Data records
━━━━━━━━━━━━━━━━
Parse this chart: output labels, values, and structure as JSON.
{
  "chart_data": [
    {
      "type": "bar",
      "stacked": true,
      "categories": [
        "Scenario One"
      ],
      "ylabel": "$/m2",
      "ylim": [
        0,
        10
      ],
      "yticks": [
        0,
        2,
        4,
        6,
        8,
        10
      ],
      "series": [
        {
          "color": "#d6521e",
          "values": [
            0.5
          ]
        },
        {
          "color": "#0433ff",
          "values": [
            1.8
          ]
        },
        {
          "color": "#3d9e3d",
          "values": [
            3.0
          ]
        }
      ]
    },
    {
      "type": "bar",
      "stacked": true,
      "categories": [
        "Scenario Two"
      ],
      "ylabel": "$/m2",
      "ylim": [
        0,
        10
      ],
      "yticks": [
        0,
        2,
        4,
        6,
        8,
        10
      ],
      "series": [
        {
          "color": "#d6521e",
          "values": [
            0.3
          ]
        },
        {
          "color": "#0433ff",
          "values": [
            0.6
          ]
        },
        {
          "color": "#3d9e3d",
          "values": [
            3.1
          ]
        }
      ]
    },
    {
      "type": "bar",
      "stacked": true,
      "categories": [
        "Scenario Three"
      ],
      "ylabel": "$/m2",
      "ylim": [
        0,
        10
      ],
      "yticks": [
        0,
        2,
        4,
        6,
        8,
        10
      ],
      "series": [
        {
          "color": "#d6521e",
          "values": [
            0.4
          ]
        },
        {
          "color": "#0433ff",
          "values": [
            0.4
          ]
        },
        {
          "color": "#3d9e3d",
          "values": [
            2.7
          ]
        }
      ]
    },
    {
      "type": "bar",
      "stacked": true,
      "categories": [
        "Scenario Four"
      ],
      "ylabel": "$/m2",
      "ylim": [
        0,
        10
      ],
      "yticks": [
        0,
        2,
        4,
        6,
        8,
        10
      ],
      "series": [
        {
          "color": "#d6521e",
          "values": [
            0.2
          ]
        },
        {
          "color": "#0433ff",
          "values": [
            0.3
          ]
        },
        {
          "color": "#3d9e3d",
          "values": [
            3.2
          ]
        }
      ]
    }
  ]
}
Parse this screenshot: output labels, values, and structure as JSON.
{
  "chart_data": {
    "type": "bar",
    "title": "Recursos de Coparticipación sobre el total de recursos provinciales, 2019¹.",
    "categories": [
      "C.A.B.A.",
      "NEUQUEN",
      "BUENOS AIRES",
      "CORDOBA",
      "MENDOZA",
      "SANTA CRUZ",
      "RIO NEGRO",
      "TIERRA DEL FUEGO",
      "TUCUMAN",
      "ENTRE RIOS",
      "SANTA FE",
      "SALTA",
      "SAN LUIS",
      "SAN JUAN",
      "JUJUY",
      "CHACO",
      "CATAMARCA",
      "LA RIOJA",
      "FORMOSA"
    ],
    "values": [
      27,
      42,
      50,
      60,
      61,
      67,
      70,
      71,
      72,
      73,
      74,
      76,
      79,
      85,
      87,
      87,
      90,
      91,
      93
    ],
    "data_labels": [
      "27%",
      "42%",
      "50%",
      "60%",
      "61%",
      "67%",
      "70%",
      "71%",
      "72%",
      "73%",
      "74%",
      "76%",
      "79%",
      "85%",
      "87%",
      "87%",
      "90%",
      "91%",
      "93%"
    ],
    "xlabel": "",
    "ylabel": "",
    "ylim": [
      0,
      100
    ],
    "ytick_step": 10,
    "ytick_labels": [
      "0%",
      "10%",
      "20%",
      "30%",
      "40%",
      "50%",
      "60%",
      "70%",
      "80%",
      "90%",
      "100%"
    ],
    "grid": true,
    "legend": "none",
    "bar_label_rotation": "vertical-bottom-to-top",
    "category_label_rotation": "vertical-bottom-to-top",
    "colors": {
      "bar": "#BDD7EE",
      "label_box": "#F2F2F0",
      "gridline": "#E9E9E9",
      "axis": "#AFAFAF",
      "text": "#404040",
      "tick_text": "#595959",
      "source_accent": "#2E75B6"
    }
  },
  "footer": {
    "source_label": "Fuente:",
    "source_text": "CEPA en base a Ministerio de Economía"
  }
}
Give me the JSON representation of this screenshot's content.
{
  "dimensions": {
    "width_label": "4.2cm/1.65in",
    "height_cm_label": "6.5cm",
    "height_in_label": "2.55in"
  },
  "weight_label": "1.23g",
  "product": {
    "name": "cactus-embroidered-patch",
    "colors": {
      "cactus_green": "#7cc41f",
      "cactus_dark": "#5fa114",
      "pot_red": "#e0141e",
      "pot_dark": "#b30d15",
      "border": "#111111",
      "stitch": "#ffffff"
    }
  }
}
━━━━━━━━━━━━━━━━
* **Exercise directions**: Nothing in the listing may be changed; retype it all exactly.

* **Finished exercise**:
Parse this chart: output labels, values, and structure as JSON.
{
  "chart_data": [
    {
      "type": "bar",
      "stacked": true,
      "categories": [
        "Scenario One"
      ],
      "ylabel": "$/m2",
      "ylim": [
        0,
        10
      ],
      "yticks": [
        0,
        2,
        4,
        6,
        8,
        10
      ],
      "series": [
        {
          "color": "#d6521e",
          "values": [
            0.5
          ]
        },
        {
          "color": "#0433ff",
          "values": [
            1.8
          ]
        },
        {
          "color": "#3d9e3d",
          "values": [
            3.0
          ]
        }
      ]
    },
    {
      "type": "bar",
      "stacked": true,
      "categories": [
        "Scenario Two"
      ],
      "ylabel": "$/m2",
      "ylim": [
        0,
        10
      ],
      "yticks": [
        0,
        2,
        4,
        6,
        8,
        10
      ],
      "series": [
        {
          "color": "#d6521e",
          "values": [
            0.3
          ]
        },
        {
          "color": "#0433ff",
          "values": [
            0.6
          ]
        },
        {
          "color": "#3d9e3d",
          "values": [
            3.1
          ]
        }
      ]
    },
    {
      "type": "bar",
      "stacked": true,
      "categories": [
        "Scenario Three"
      ],
      "ylabel": "$/m2",
      "ylim": [
        0,
        10
      ],
      "yticks": [
        0,
        2,
        4,
        6,
        8,
        10
      ],
      "series": [
        {
          "color": "#d6521e",
          "values": [
            0.4
          ]
        },
        {
          "color": "#0433ff",
          "values": [
            0.4
          ]
        },
        {
          "color": "#3d9e3d",
          "values": [
            2.7
          ]
        }
      ]
    },
    {
      "type": "bar",
      "stacked": true,
      "categories": [
        "Scenario Four"
      ],
      "ylabel": "$/m2",
      "ylim": [
        0,
        10
      ],
      "yticks": [
        0,
        2,
        4,
        6,
        8,
        10
      ],
      "series": [
        {
          "color": "#d6521e",
          "values": [
            0.2
          ]
        },
        {
          "color": "#0433ff",
          "values": [
            0.3
          ]
        },
        {
          "color": "#3d9e3d",
          "values": [
            3.2
          ]
        }
      ]
    }
  ]
}
Parse this screenshot: output labels, values, and structure as JSON.
{
  "chart_data": {
    "type": "bar",
    "title": "Recursos de Coparticipación sobre el total de recursos provinciales, 2019¹.",
    "categories": [
      "C.A.B.A.",
      "NEUQUEN",
      "BUENOS AIRES",
      "CORDOBA",
      "MENDOZA",
      "SANTA CRUZ",
      "RIO NEGRO",
      "TIERRA DEL FUEGO",
      "TUCUMAN",
      "ENTRE RIOS",
      "SANTA FE",
      "SALTA",
      "SAN LUIS",
      "SAN JUAN",
      "JUJUY",
      "CHACO",
      "CATAMARCA",
      "LA RIOJA",
      "FORMOSA"
    ],
    "values": [
      27,
      42,
      50,
      60,
      61,
      67,
      70,
      71,
      72,
      73,
      74,
      76,
      79,
      85,
      87,
      87,
      90,
      91,
      93
    ],
    "data_labels": [
      "27%",
      "42%",
      "50%",
      "60%",
      "61%",
      "67%",
      "70%",
      "71%",
      "72%",
      "73%",
      "74%",
      "76%",
      "79%",
      "85%",
      "87%",
      "87%",
      "90%",
      "91%",
      "93%"
    ],
    "xlabel": "",
    "ylabel": "",
    "ylim": [
      0,
      100
    ],
    "ytick_step": 10,
    "ytick_labels": [
      "0%",
      "10%",
      "20%",
      "30%",
      "40%",
      "50%",
      "60%",
      "70%",
      "80%",
      "90%",
      "100%"
    ],
    "grid": true,
    "legend": "none",
    "bar_label_rotation": "vertical-bottom-to-top",
    "category_label_rotation": "vertical-bottom-to-top",
    "colors": {
      "bar": "#BDD7EE",
      "label_box": "#F2F2F0",
      "gridline": "#E9E9E9",
      "axis": "#AFAFAF",
      "text": "#404040",
      "tick_text": "#595959",
      "source_accent": "#2E75B6"
    }
  },
  "footer": {
    "source_label": "Fuente:",
    "source_text": "CEPA en base a Ministerio de Economía"
  }
}
Give me the JSON representation of this screenshot's content.
{
  "dimensions": {
    "width_label": "4.2cm/1.65in",
    "height_cm_label": "6.5cm",
    "height_in_label": "2.55in"
  },
  "weight_label": "1.23g",
  "product": {
    "name": "cactus-embroidered-patch",
    "colors": {
      "cactus_green": "#7cc41f",
      "cactus_dark": "#5fa114",
      "pot_red": "#e0141e",
      "pot_dark": "#b30d15",
      "border": "#111111",
      "stitch": "#ffffff"
    }
  }
}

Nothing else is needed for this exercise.